Collection entries:
---+---

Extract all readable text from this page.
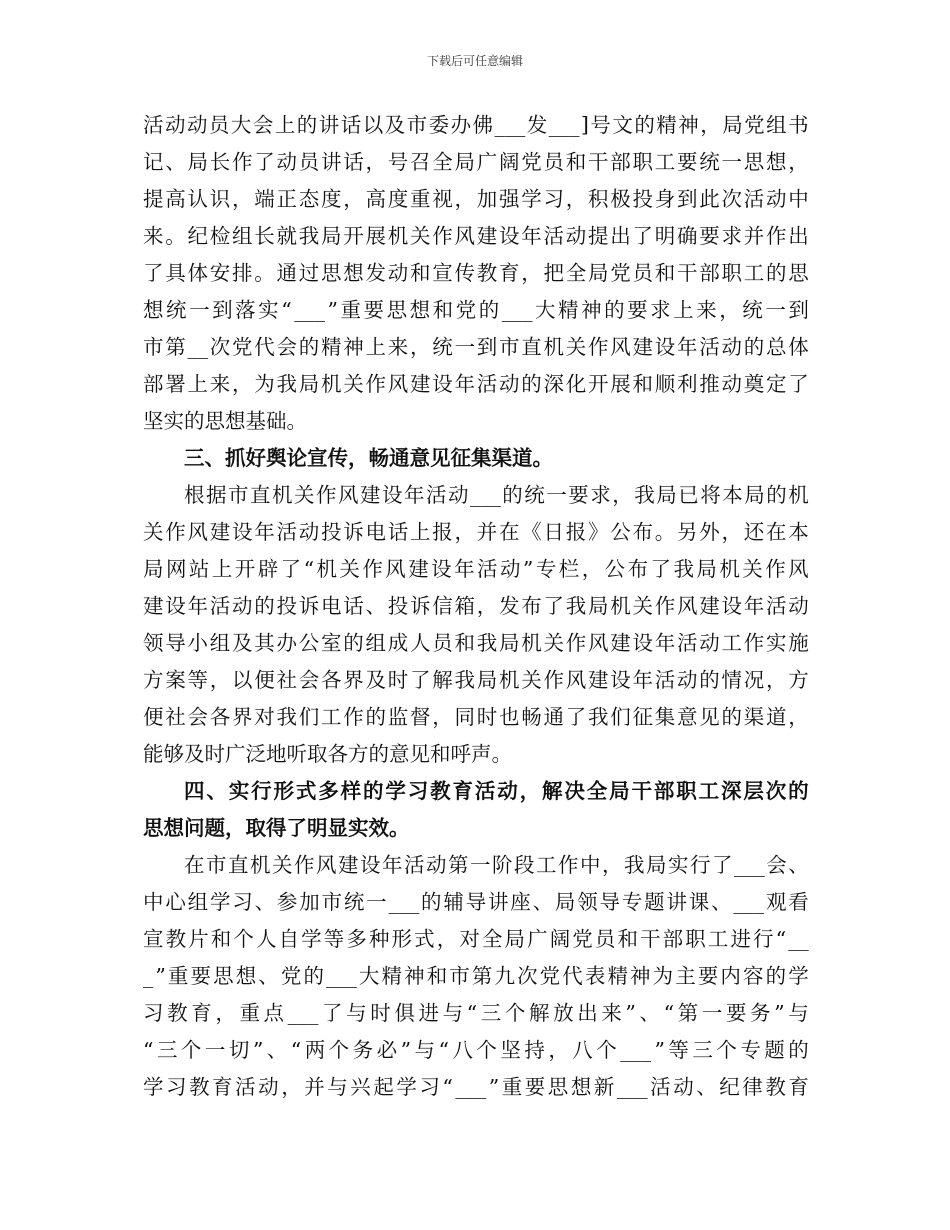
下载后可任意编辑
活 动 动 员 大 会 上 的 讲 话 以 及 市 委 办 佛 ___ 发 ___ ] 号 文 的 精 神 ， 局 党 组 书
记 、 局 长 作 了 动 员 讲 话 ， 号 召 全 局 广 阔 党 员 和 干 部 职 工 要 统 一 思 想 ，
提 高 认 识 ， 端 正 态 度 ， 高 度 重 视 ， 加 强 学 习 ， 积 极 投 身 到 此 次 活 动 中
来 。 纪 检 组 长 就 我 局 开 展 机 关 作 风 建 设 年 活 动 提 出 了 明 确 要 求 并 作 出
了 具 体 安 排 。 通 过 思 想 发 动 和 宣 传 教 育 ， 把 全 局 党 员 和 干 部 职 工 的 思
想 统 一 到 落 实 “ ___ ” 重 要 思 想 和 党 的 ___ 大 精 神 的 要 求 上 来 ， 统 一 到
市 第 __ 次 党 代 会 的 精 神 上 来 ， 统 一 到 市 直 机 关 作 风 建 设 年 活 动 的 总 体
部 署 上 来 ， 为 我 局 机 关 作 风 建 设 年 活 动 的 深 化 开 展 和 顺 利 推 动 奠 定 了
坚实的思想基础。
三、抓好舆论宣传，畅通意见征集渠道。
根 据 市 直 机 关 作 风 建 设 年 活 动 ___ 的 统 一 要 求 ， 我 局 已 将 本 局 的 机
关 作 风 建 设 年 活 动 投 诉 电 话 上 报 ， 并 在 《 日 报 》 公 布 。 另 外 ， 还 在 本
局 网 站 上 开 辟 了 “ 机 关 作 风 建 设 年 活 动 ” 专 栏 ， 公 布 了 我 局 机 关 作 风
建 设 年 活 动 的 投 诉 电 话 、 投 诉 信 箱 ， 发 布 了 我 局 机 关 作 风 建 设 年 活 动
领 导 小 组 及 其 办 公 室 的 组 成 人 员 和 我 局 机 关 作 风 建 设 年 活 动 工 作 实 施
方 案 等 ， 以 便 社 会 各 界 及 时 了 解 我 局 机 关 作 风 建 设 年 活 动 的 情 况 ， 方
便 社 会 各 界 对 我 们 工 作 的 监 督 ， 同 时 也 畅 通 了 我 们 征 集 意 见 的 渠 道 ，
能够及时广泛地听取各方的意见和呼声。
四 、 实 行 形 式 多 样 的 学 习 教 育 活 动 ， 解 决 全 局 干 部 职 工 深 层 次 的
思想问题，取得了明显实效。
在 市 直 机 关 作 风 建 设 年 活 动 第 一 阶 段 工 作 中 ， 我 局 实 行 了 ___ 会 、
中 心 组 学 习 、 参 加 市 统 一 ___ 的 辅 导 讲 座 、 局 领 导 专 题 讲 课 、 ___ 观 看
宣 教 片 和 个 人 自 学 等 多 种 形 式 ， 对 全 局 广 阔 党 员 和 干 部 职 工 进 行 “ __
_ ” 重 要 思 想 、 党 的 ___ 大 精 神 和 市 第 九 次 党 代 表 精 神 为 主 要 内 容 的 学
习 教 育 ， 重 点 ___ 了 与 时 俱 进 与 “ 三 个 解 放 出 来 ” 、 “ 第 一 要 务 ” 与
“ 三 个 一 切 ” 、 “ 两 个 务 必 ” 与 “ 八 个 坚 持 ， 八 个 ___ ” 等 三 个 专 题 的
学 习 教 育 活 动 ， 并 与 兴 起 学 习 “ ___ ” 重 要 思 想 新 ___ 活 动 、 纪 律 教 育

---+---

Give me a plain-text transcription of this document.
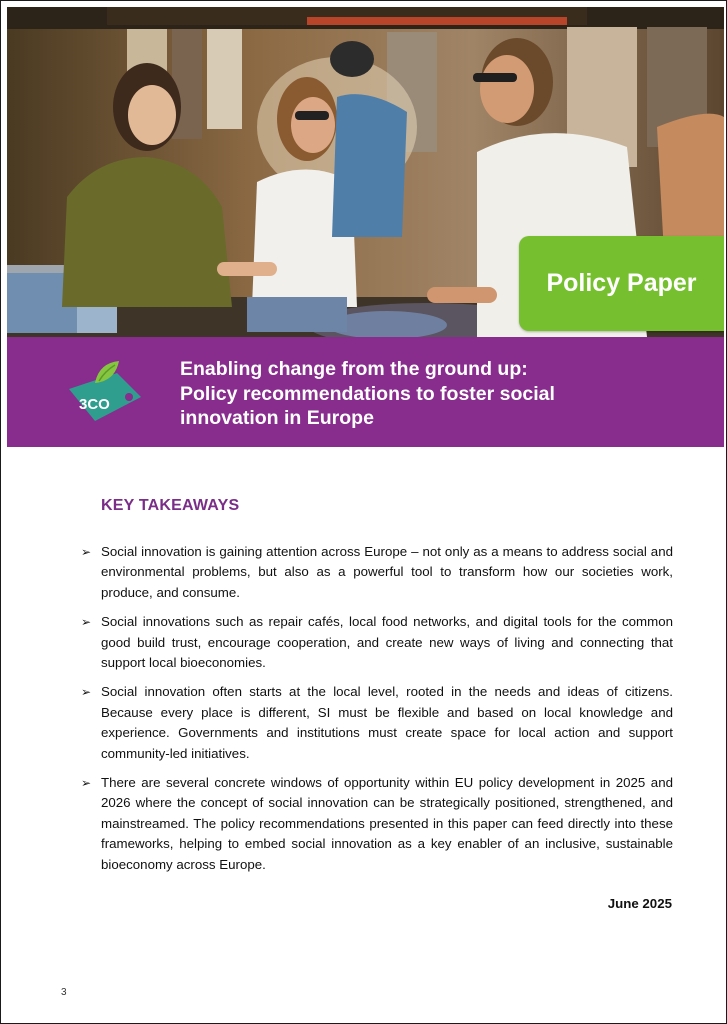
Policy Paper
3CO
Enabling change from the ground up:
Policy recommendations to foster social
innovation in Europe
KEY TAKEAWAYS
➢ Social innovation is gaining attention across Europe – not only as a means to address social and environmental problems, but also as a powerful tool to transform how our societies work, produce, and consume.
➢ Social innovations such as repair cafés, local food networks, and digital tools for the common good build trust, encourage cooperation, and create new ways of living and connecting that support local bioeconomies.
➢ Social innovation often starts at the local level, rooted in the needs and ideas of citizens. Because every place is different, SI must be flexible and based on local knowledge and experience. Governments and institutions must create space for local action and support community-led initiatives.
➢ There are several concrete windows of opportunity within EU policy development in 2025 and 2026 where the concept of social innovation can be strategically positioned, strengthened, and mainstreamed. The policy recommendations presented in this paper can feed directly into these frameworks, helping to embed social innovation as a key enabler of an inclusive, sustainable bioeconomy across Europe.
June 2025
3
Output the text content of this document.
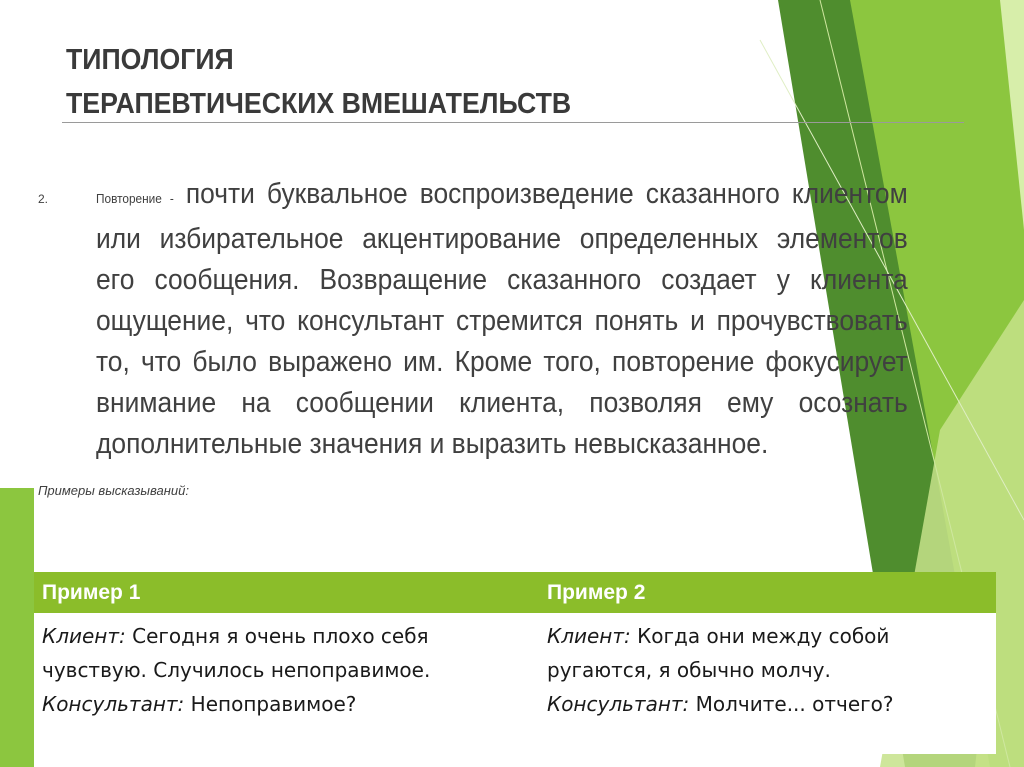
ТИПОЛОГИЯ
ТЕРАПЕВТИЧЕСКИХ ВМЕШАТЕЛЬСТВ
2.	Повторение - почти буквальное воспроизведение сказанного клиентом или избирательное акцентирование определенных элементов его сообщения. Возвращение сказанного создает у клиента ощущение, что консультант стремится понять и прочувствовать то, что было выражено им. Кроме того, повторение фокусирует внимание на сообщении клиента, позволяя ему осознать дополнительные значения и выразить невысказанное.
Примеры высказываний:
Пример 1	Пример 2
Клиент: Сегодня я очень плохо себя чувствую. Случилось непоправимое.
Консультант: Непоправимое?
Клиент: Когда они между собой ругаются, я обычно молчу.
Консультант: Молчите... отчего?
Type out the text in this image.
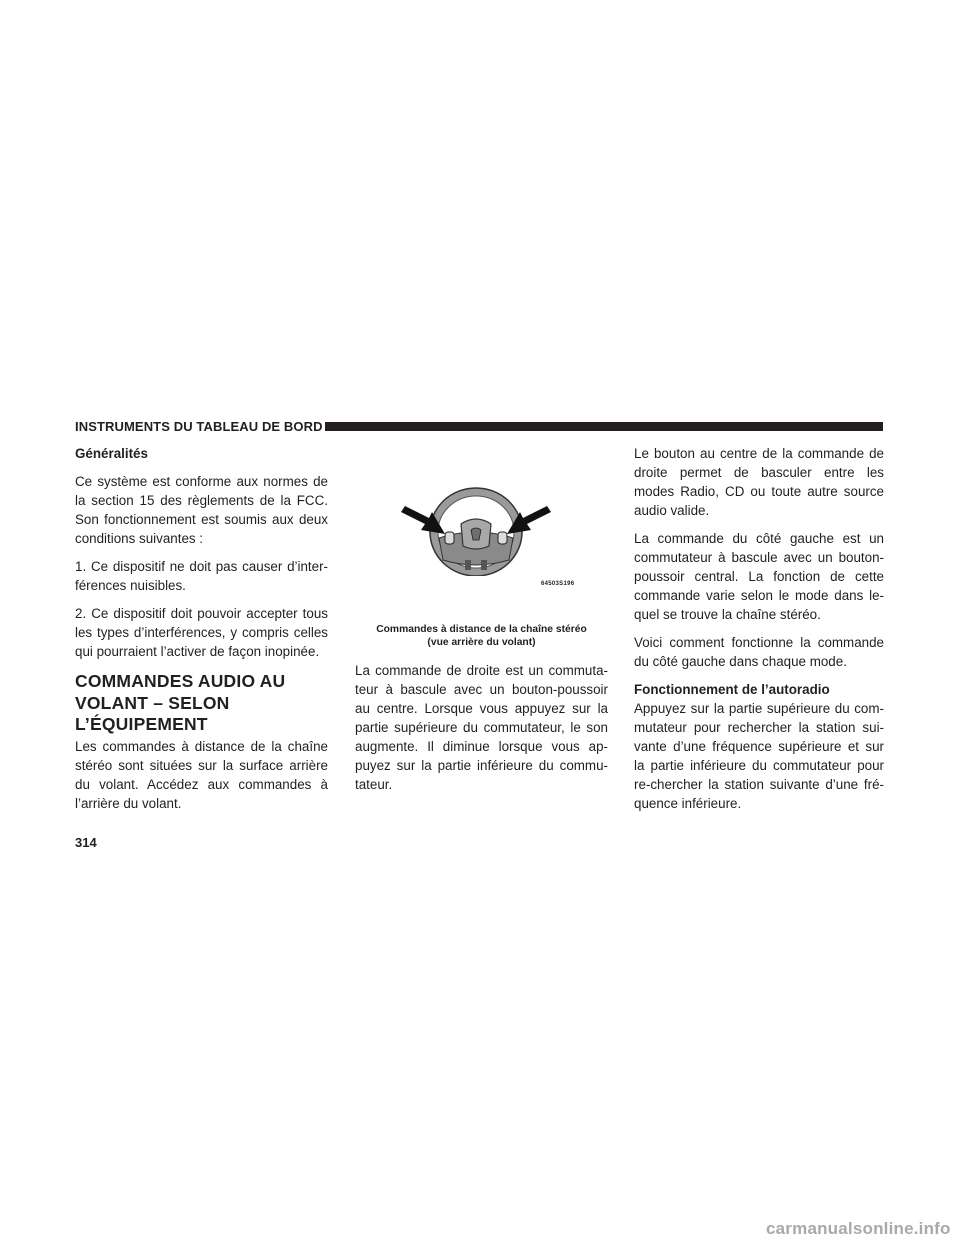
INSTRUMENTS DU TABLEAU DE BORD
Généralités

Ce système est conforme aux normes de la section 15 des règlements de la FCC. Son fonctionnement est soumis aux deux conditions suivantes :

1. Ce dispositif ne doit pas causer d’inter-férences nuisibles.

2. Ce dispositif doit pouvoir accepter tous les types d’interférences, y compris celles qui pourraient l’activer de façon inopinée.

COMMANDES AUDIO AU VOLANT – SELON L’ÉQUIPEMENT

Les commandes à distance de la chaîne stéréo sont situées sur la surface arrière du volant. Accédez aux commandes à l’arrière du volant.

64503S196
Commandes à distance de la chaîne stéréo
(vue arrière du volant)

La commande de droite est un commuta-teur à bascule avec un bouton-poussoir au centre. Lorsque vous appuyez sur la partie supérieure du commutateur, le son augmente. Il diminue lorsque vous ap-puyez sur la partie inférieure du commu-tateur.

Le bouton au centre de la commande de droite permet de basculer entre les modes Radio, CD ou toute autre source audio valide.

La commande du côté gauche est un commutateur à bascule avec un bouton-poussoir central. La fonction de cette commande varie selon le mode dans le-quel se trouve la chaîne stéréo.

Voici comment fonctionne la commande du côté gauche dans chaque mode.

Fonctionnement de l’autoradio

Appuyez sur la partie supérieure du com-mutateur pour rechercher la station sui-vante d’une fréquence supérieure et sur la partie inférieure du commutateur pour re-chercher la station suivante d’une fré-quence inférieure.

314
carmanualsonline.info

---+---

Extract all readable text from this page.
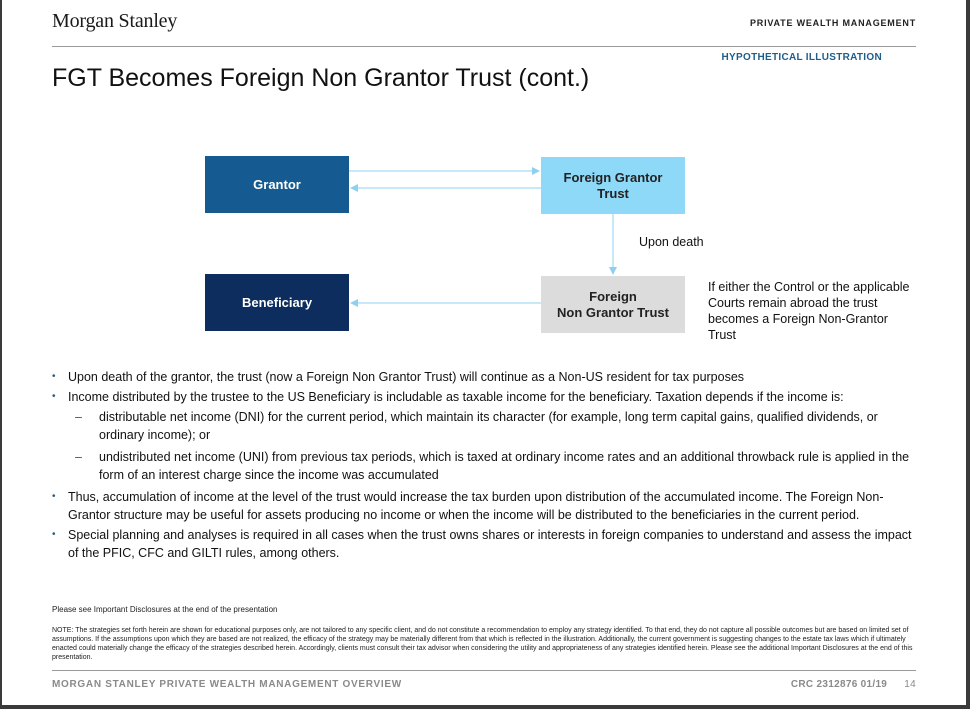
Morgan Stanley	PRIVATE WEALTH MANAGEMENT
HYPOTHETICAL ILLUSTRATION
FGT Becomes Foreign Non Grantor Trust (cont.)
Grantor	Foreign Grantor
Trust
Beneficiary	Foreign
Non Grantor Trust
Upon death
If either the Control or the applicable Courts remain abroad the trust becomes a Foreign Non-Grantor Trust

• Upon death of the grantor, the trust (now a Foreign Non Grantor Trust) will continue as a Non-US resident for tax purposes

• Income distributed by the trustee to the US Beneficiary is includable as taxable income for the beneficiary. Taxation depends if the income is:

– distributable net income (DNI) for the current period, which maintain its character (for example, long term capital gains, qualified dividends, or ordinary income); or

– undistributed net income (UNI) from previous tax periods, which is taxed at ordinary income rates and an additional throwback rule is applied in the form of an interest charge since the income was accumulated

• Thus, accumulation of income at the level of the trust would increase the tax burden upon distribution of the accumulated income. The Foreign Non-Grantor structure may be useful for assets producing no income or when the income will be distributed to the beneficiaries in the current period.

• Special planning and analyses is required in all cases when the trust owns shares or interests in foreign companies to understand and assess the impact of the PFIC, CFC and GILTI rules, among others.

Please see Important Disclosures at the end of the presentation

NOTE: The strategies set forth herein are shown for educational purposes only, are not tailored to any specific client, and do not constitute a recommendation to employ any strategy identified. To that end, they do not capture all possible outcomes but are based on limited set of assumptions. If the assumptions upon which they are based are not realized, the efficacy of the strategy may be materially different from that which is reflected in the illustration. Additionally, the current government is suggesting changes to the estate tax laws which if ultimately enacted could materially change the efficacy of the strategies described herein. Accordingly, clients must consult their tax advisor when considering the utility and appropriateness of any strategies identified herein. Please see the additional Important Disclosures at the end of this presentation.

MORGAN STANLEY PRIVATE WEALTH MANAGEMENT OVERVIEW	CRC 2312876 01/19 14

---+---

* EXERCISE BRIEF: Copy out each line of the data containing the string "gauche".

* EXERCISE ANSWER:
La commande du côté gauche est un commutateur à bascule avec un bouton-poussoir central. La fonction de cette commande varie selon le mode dans le-quel se trouve la chaîne stéréo.
Voici comment fonctionne la commande du côté gauche dans chaque mode.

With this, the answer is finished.